#### Okuma parçası:
+---+

Haberin İngilizcesi için tıklayın
Osmaniye’nin merkez ilçesinde Fakıuşağı Mahallesi’nde Keyf-i Künefe isimli bir tatlıcı, mekân girişine “LGBT’ye kapalıyız” yazısı astı.
Mal ve hizmetlere erişimde ayrımcılık yasağı
Kaos GL Derneği hukuk danışmanlarından avukat Kerem Dikmen; mal ve hizmetlere erişimde ayrımcılık örneklerini, bir kişi LGBTİ+ diye mal ve hizmetlere erişiminin engellenmesinin neden ayrımcılık olduğunu ve mevzuatı şöyle anlatıyor:
“Mal ve hizmet, gündelik hayattaki ticari ve bireysel tüketime ilişkin her türlü metanın veya hizmetin genel adıdır. Örneğin bir avukat, ücret karşılığı avukatlık hizmeti verir. Bir eczacı ücret karşılığı ilaç verir. Mal ve hizmeti sağlayanın kamu otoritesi olup olmamasının bu hak veya yasak bakımından bir önemi bulunmamaktadır.

+---+

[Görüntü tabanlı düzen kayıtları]
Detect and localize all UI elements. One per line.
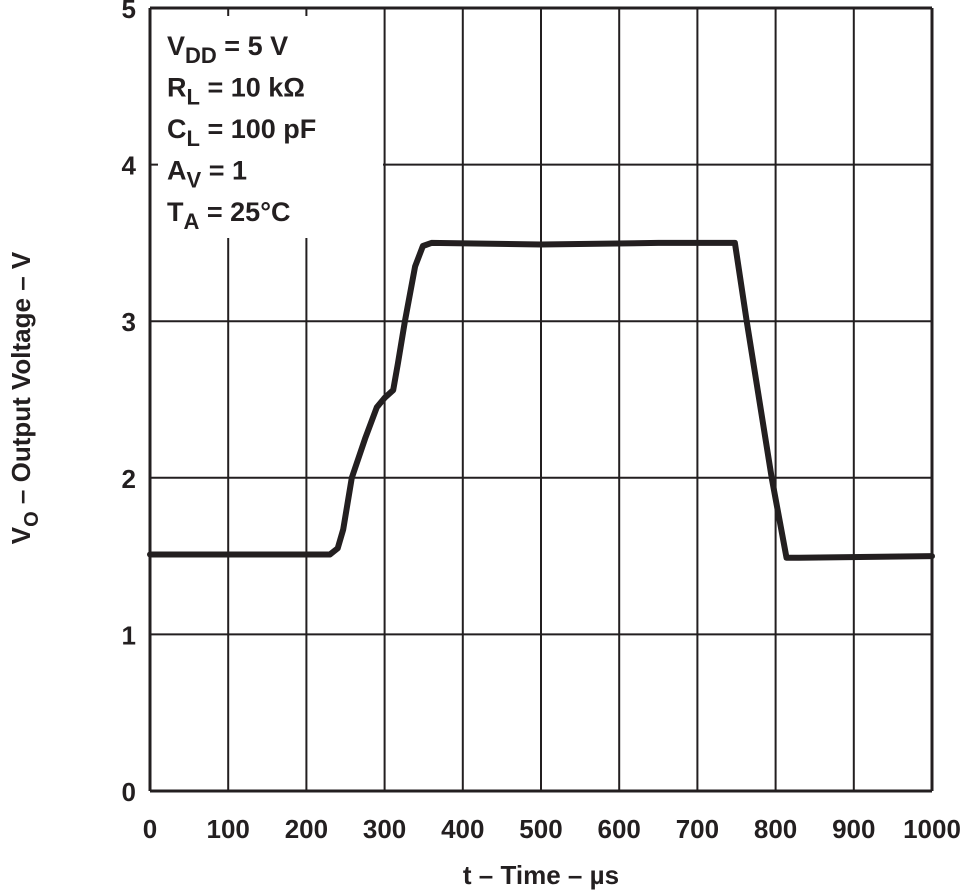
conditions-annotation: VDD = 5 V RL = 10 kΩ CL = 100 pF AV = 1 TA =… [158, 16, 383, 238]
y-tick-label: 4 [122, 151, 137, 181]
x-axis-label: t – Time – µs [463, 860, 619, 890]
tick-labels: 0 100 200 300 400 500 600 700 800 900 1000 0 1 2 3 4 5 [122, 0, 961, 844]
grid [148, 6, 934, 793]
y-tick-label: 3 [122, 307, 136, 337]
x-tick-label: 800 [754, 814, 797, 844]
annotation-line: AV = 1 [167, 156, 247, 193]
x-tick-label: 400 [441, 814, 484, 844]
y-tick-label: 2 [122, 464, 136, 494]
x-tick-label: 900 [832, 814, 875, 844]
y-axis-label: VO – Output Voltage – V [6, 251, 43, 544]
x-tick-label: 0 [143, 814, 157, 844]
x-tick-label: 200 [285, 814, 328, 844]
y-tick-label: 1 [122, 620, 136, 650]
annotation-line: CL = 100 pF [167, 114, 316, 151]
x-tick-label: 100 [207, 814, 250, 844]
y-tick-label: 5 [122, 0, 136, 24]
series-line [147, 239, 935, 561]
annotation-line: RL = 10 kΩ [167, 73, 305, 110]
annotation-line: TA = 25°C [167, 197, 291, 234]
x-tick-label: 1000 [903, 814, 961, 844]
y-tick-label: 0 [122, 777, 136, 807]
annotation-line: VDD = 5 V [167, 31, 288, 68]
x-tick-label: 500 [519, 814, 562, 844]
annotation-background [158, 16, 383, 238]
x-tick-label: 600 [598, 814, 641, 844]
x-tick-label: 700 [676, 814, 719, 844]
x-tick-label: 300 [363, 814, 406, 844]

+---+

#### Yapılacak işler:
1/ Haberde verilen bilgilere göre aşağıdaki soruları yanıtlayın.
(a) Yazıyı asan tatlıcı Osmaniye'nin hangi ilçesinde ve hangi mahallesinde bulunuyor?
(b) Kerem Dikmen hangi derneğin hukuk danışmanlarından biri olarak tanıtılıyor?
(c) Verilen örnekte bir eczacı ücret karşılığında ne veriyor?
2/ Haberde "Mal ve hizmet, gündelik hayattaki" sözleriyle başlayan paragrafı, ana bilgilerini koruyarak madde madde yeniden yazın.
3/ Osmaniye'deki tatlıcıyla ilgili haberi kaldığı yerden devam ettirin.
Buradaki materyalin haberle hiçbir ilgisi yoktur.

#### Sırasıyla yanıtlar:
1/
(a) Tatlıcı, Osmaniye'nin merkez ilçesindeki Fakıuşağı Mahallesi'nde bulunuyor.
(b) Kerem Dikmen, Kaos GL Derneği'nin hukuk danışmanlarından biri olarak tanıtılıyor.
(c) Eczacı ücret karşılığında ilaç veriyor.

2/
- Mal ve hizmet, gündelik hayatta ticari ve bireysel tüketimle ilgili her türlü metanın ya da hizmetin genel adıdır.
- Örneğin bir avukat ücret karşılığında avukatlık hizmeti, bir eczacı da ücret karşılığında ilaç verir.
- Bu hak ve yasak açısından, mal ve hizmeti sağlayanın kamu otoritesi olup olmaması önem taşımaz.

3/
“Bir ev sahibi tarafından kiracı ile girişilen kiracılık ilişkisi, bir taksiciden satın alınan ulaşım hizmeti, bir kafede alınan eğlence hizmeti, hamamda alınan bir hizmet gibi, alışveriş faaliyetinin gündelik hayatta akla gelebilecek her türlü formu, mal ve hizmetlere erişimde ayrımcılığa uğramama hakkının konusunu teşkil edecektir.
“Konunun LGBTİ+'lar açısından anlamı, homofobik ya da transfobik bir motivasyonla LGBTİ+'lara mal veya hizmet sunumundan kaçınılmasıdır. Yani herkesin yapabildiği bir alışverişi LGBTİ+'ların yapamaması veya herkese kiralanan bir evin sırf, kiracının LGBTİ+ olduğu gerekçe gösterilerek kiralanmaktan kaçınılması, bu ayrımcılık çeşidinin birer örneğidir.”
İhlaller artıyor
Kaos GL Derneği, 2019 yılına ait LGBTİ+'ların İnsan Hakları Raporu'nda, LGBTİ'lara yönelik ihlallerin arttığına dikkat çekilmişti:
LGBTİ+'lara yönelik ihlaller görünürleşmekle ve ihlallere karşı yasal yollara başvurma süreçlerinde artış olmakla beraber, 2019 yılında da olumlu yöndeki gelişmeler sınırlı kalmıştır.
"İhlallerin doğrudan otoriteler ve yasa uygulayıcılar kaynaklı olmasında bir artış görüldüğü gibi, toplumdan kaynaklı ihlal sayısı da yoğunluğunu sürdürmektedir.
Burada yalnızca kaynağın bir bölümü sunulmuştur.